Provided entries start

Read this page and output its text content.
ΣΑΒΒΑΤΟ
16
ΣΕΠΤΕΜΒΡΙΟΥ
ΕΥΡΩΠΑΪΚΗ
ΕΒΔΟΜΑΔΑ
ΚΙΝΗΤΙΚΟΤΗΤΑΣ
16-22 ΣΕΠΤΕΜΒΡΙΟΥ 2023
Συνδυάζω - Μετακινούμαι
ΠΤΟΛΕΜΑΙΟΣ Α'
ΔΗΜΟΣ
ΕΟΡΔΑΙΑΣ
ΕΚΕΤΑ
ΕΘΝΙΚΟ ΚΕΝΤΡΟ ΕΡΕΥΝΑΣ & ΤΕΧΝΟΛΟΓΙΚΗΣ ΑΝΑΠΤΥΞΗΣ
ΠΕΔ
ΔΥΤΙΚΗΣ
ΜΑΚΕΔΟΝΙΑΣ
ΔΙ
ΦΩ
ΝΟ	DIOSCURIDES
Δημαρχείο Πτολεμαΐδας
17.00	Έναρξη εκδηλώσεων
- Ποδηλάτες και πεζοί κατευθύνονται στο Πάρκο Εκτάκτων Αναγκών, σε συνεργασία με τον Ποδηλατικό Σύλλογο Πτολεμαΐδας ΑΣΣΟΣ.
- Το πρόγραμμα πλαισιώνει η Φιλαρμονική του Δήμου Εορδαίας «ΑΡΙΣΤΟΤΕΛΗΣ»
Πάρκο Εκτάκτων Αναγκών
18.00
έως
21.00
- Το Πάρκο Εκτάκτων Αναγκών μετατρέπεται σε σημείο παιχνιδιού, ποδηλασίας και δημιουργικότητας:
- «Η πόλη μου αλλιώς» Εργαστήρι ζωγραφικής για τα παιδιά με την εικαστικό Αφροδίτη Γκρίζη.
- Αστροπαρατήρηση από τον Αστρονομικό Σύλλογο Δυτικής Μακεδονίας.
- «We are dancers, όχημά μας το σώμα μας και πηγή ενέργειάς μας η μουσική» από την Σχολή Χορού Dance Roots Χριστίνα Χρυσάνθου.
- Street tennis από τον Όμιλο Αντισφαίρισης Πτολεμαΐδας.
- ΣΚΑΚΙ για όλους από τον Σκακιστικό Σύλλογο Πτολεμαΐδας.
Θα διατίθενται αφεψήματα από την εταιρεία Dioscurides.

Provided entries end

__The exercise__.
Copy out each line above, character for character.

__Answer in full__.
Read this page and output its text content.
ΣΑΒΒΑΤΟ
16
ΣΕΠΤΕΜΒΡΙΟΥ
ΕΥΡΩΠΑΪΚΗ
ΕΒΔΟΜΑΔΑ
ΚΙΝΗΤΙΚΟΤΗΤΑΣ
16-22 ΣΕΠΤΕΜΒΡΙΟΥ 2023
Συνδυάζω - Μετακινούμαι
ΠΤΟΛΕΜΑΙΟΣ Α'
ΔΗΜΟΣ
ΕΟΡΔΑΙΑΣ
ΕΚΕΤΑ
ΕΘΝΙΚΟ ΚΕΝΤΡΟ ΕΡΕΥΝΑΣ & ΤΕΧΝΟΛΟΓΙΚΗΣ ΑΝΑΠΤΥΞΗΣ
ΠΕΔ
ΔΥΤΙΚΗΣ
ΜΑΚΕΔΟΝΙΑΣ
ΔΙ
ΦΩ
ΝΟ	DIOSCURIDES
Δημαρχείο Πτολεμαΐδας
17.00	Έναρξη εκδηλώσεων
- Ποδηλάτες και πεζοί κατευθύνονται στο Πάρκο Εκτάκτων Αναγκών, σε συνεργασία με τον Ποδηλατικό Σύλλογο Πτολεμαΐδας ΑΣΣΟΣ.
- Το πρόγραμμα πλαισιώνει η Φιλαρμονική του Δήμου Εορδαίας «ΑΡΙΣΤΟΤΕΛΗΣ»
Πάρκο Εκτάκτων Αναγκών
18.00
έως
21.00
- Το Πάρκο Εκτάκτων Αναγκών μετατρέπεται σε σημείο παιχνιδιού, ποδηλασίας και δημιουργικότητας:
- «Η πόλη μου αλλιώς» Εργαστήρι ζωγραφικής για τα παιδιά με την εικαστικό Αφροδίτη Γκρίζη.
- Αστροπαρατήρηση από τον Αστρονομικό Σύλλογο Δυτικής Μακεδονίας.
- «We are dancers, όχημά μας το σώμα μας και πηγή ενέργειάς μας η μουσική» από την Σχολή Χορού Dance Roots Χριστίνα Χρυσάνθου.
- Street tennis από τον Όμιλο Αντισφαίρισης Πτολεμαΐδας.
- ΣΚΑΚΙ για όλους από τον Σκακιστικό Σύλλογο Πτολεμαΐδας.
Θα διατίθενται αφεψήματα από την εταιρεία Dioscurides.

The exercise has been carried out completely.